Copy the records below line for line, with no changes, leaving out the pictures.

▶ **SUPPLIED ENTRIES**

------------------------------

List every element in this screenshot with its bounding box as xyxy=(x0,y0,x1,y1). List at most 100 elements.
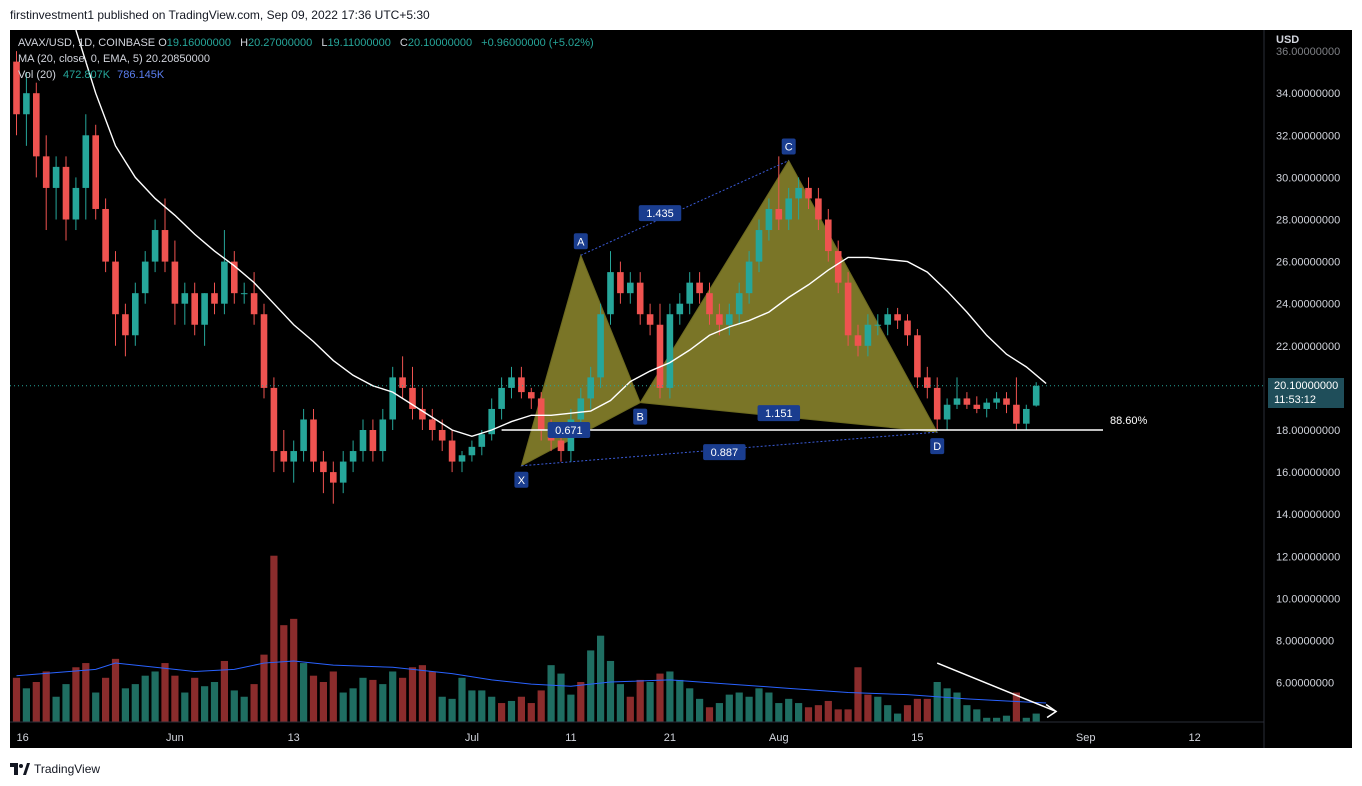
volume-bar xyxy=(993,717,1001,722)
volume-bar xyxy=(547,665,555,722)
time-tick-label: Sep xyxy=(1076,732,1096,744)
candle xyxy=(82,114,90,220)
symbol-label[interactable]: AVAX/USD, 1D, COINBASE xyxy=(18,37,156,49)
candle-body xyxy=(320,461,327,473)
ratio-label: 1.151 xyxy=(765,408,793,420)
pattern-point-label-bg xyxy=(514,471,529,488)
time-tick-label: 16 xyxy=(17,732,29,744)
ma-line xyxy=(75,30,1047,438)
volume-value: 472.807K xyxy=(62,69,111,81)
candle-body xyxy=(676,303,684,315)
candle-body xyxy=(191,293,198,325)
candle xyxy=(379,408,387,462)
volume-bar xyxy=(220,660,228,722)
candle xyxy=(518,366,525,399)
volume-bar xyxy=(1012,692,1020,722)
candle xyxy=(726,303,733,336)
volume-bar xyxy=(111,658,120,722)
volume-bar xyxy=(408,667,417,722)
close-value: 20.10000000 xyxy=(407,37,473,49)
candle xyxy=(686,272,693,315)
candle-body xyxy=(33,93,40,157)
volume-bar xyxy=(557,673,565,722)
candle xyxy=(151,219,159,273)
volume-bar xyxy=(636,679,644,722)
candle xyxy=(755,219,763,273)
candle-body xyxy=(132,293,139,336)
candle-body xyxy=(825,219,832,252)
candle-body xyxy=(300,419,307,452)
volume-bar xyxy=(755,688,763,722)
volume-label[interactable]: Vol (20) xyxy=(18,69,56,81)
volume-bar xyxy=(696,698,704,722)
candle-body xyxy=(122,314,129,336)
candle-body xyxy=(231,261,238,294)
candle-body xyxy=(409,387,416,409)
candle-body xyxy=(52,166,60,188)
price-chart[interactable]: 88.60% 1.435 0.671 1.151 0.887 X A B C D 34.00000… xyxy=(10,30,1352,748)
candle xyxy=(1003,392,1010,414)
candle-body xyxy=(963,398,971,405)
volume-bar xyxy=(884,705,892,722)
price-tick-label: 10.00000000 xyxy=(1276,593,1340,605)
volume-bar xyxy=(92,692,100,722)
candle-body xyxy=(1032,385,1040,406)
candle xyxy=(260,303,268,399)
candle xyxy=(1013,377,1020,430)
volume-bar xyxy=(102,677,110,722)
candle xyxy=(171,240,179,325)
close-label: C xyxy=(399,37,408,49)
candle-body xyxy=(587,377,594,399)
volume-bar xyxy=(369,679,377,722)
time-tick-label: 12 xyxy=(1188,732,1200,744)
price-tick-label: 18.00000000 xyxy=(1276,425,1340,437)
volume-bar xyxy=(339,692,347,722)
volume-bar xyxy=(626,696,634,722)
price-tick-label: 24.00000000 xyxy=(1276,299,1340,311)
volume-bar xyxy=(775,703,783,722)
last-price-label: 20.10000000 11:53:12 xyxy=(1268,377,1344,408)
candle xyxy=(429,408,436,441)
candle xyxy=(112,251,119,346)
volume-bar xyxy=(1002,715,1011,722)
volume-trend-arrowhead xyxy=(1045,703,1058,719)
candle xyxy=(369,419,377,462)
candle xyxy=(488,398,495,441)
volume-bar xyxy=(478,690,486,722)
volume-bar xyxy=(983,717,991,722)
candle xyxy=(468,440,476,462)
volume-bar xyxy=(616,684,624,722)
candle-body xyxy=(775,208,783,220)
time-tick-label: 15 xyxy=(911,732,923,744)
candle-body xyxy=(82,135,90,188)
volume-bar xyxy=(597,635,605,722)
candle-body xyxy=(1023,408,1030,424)
pattern-point-label: A xyxy=(577,236,585,248)
candle xyxy=(973,396,981,414)
candle-body xyxy=(706,293,713,315)
candle xyxy=(339,451,347,494)
candle-body xyxy=(429,419,436,430)
candle-body xyxy=(359,430,367,452)
tradingview-logo[interactable]: TradingView xyxy=(10,762,100,776)
ma-label[interactable]: MA (20, close, 0, EMA, 5) xyxy=(18,53,143,65)
candle-body xyxy=(844,282,852,336)
chart-frame[interactable]: 88.60% 1.435 0.671 1.151 0.887 X A B C D 34.00000… xyxy=(10,30,1352,748)
candle xyxy=(587,366,594,409)
candle-body xyxy=(102,208,109,262)
candle xyxy=(706,282,713,325)
volume-ma-value: 786.145K xyxy=(117,69,165,81)
candle xyxy=(458,451,466,473)
volume-bar xyxy=(577,682,585,722)
candle-body xyxy=(627,282,634,294)
volume-bar xyxy=(715,703,723,722)
volume-bar xyxy=(973,709,981,722)
volume-bar xyxy=(894,713,902,722)
candle-body xyxy=(290,451,297,462)
volume-bar xyxy=(131,684,139,722)
volume-bar xyxy=(438,696,446,722)
price-tick-label: 26.00000000 xyxy=(1276,257,1340,269)
volume-bar xyxy=(1032,713,1040,722)
candle-body xyxy=(478,434,486,447)
candle xyxy=(320,451,327,494)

------------------------------

▶ **WRITTEN RESPONSE**
List every element in this screenshot with its bounding box as xyxy=(x0,y0,x1,y1). List at most 100 elements.
volume-bar xyxy=(993,717,1001,722)
volume-bar xyxy=(547,665,555,722)
time-tick-label: Sep xyxy=(1076,732,1096,744)
candle xyxy=(82,114,90,220)
symbol-label[interactable]: AVAX/USD, 1D, COINBASE xyxy=(18,37,156,49)
candle-body xyxy=(320,461,327,473)
ratio-label: 1.151 xyxy=(765,408,793,420)
pattern-point-label-bg xyxy=(514,471,529,488)
time-tick-label: 16 xyxy=(17,732,29,744)
ma-line xyxy=(75,30,1047,438)
volume-value: 472.807K xyxy=(62,69,111,81)
candle-body xyxy=(676,303,684,315)
candle-body xyxy=(191,293,198,325)
candle xyxy=(379,408,387,462)
volume-bar xyxy=(220,660,228,722)
candle xyxy=(518,366,525,399)
volume-bar xyxy=(1012,692,1020,722)
candle xyxy=(726,303,733,336)
volume-bar xyxy=(111,658,120,722)
volume-bar xyxy=(408,667,417,722)
close-value: 20.10000000 xyxy=(407,37,473,49)
candle xyxy=(686,272,693,315)
candle-body xyxy=(33,93,40,157)
volume-bar xyxy=(557,673,565,722)
candle xyxy=(151,219,159,273)
volume-bar xyxy=(636,679,644,722)
candle xyxy=(755,219,763,273)
candle-body xyxy=(132,293,139,336)
candle-body xyxy=(825,219,832,252)
candle-body xyxy=(300,419,307,452)
volume-bar xyxy=(755,688,763,722)
volume-label[interactable]: Vol (20) xyxy=(18,69,56,81)
volume-bar xyxy=(696,698,704,722)
candle-body xyxy=(122,314,129,336)
candle-body xyxy=(231,261,238,294)
candle-body xyxy=(409,387,416,409)
candle-body xyxy=(52,166,60,188)
price-chart[interactable]: 88.60% 1.435 0.671 1.151 0.887 X A B C D 34.00000… xyxy=(10,30,1352,748)
candle xyxy=(1003,392,1010,414)
candle-body xyxy=(963,398,971,405)
volume-bar xyxy=(884,705,892,722)
price-tick-label: 10.00000000 xyxy=(1276,593,1340,605)
volume-bar xyxy=(92,692,100,722)
candle-body xyxy=(1032,385,1040,406)
candle xyxy=(260,303,268,399)
candle xyxy=(1013,377,1020,430)
volume-bar xyxy=(102,677,110,722)
candle xyxy=(171,240,179,325)
close-label: C xyxy=(399,37,408,49)
candle-body xyxy=(587,377,594,399)
volume-bar xyxy=(369,679,377,722)
time-tick-label: 12 xyxy=(1188,732,1200,744)
price-tick-label: 18.00000000 xyxy=(1276,425,1340,437)
volume-bar xyxy=(339,692,347,722)
volume-bar xyxy=(626,696,634,722)
price-tick-label: 24.00000000 xyxy=(1276,299,1340,311)
volume-bar xyxy=(775,703,783,722)
last-price-label: 20.10000000 11:53:12 xyxy=(1268,377,1344,408)
candle xyxy=(429,408,436,441)
candle xyxy=(112,251,119,346)
volume-bar xyxy=(1002,715,1011,722)
volume-trend-arrowhead xyxy=(1045,703,1058,719)
candle xyxy=(369,419,377,462)
candle xyxy=(488,398,495,441)
volume-bar xyxy=(478,690,486,722)
volume-bar xyxy=(983,717,991,722)
candle xyxy=(468,440,476,462)
volume-bar xyxy=(616,684,624,722)
candle-body xyxy=(775,208,783,220)
time-tick-label: 15 xyxy=(911,732,923,744)
candle-body xyxy=(82,135,90,188)
volume-bar xyxy=(597,635,605,722)
candle-body xyxy=(1023,408,1030,424)
pattern-point-label: A xyxy=(577,236,585,248)
candle xyxy=(973,396,981,414)
candle-body xyxy=(706,293,713,315)
candle xyxy=(339,451,347,494)
candle-body xyxy=(429,419,436,430)
candle-body xyxy=(359,430,367,452)
tradingview-logo[interactable]: TradingView xyxy=(10,762,100,776)
ma-label[interactable]: MA (20, close, 0, EMA, 5) xyxy=(18,53,143,65)
candle-body xyxy=(844,282,852,336)
chart-frame[interactable]: 88.60% 1.435 0.671 1.151 0.887 X A B C D 34.00000… xyxy=(10,30,1352,748)
candle xyxy=(587,366,594,409)
candle-body xyxy=(102,208,109,262)
candle xyxy=(706,282,713,325)
volume-ma-value: 786.145K xyxy=(117,69,165,81)
candle xyxy=(458,451,466,473)
volume-bar xyxy=(577,682,585,722)
candle-body xyxy=(627,282,634,294)
volume-bar xyxy=(715,703,723,722)
volume-bar xyxy=(973,709,981,722)
volume-bar xyxy=(894,713,902,722)
candle-body xyxy=(290,451,297,462)
volume-bar xyxy=(131,684,139,722)
volume-bar xyxy=(438,696,446,722)
price-tick-label: 26.00000000 xyxy=(1276,257,1340,269)
volume-bar xyxy=(1032,713,1040,722)
candle-body xyxy=(478,434,486,447)
candle xyxy=(320,451,327,494)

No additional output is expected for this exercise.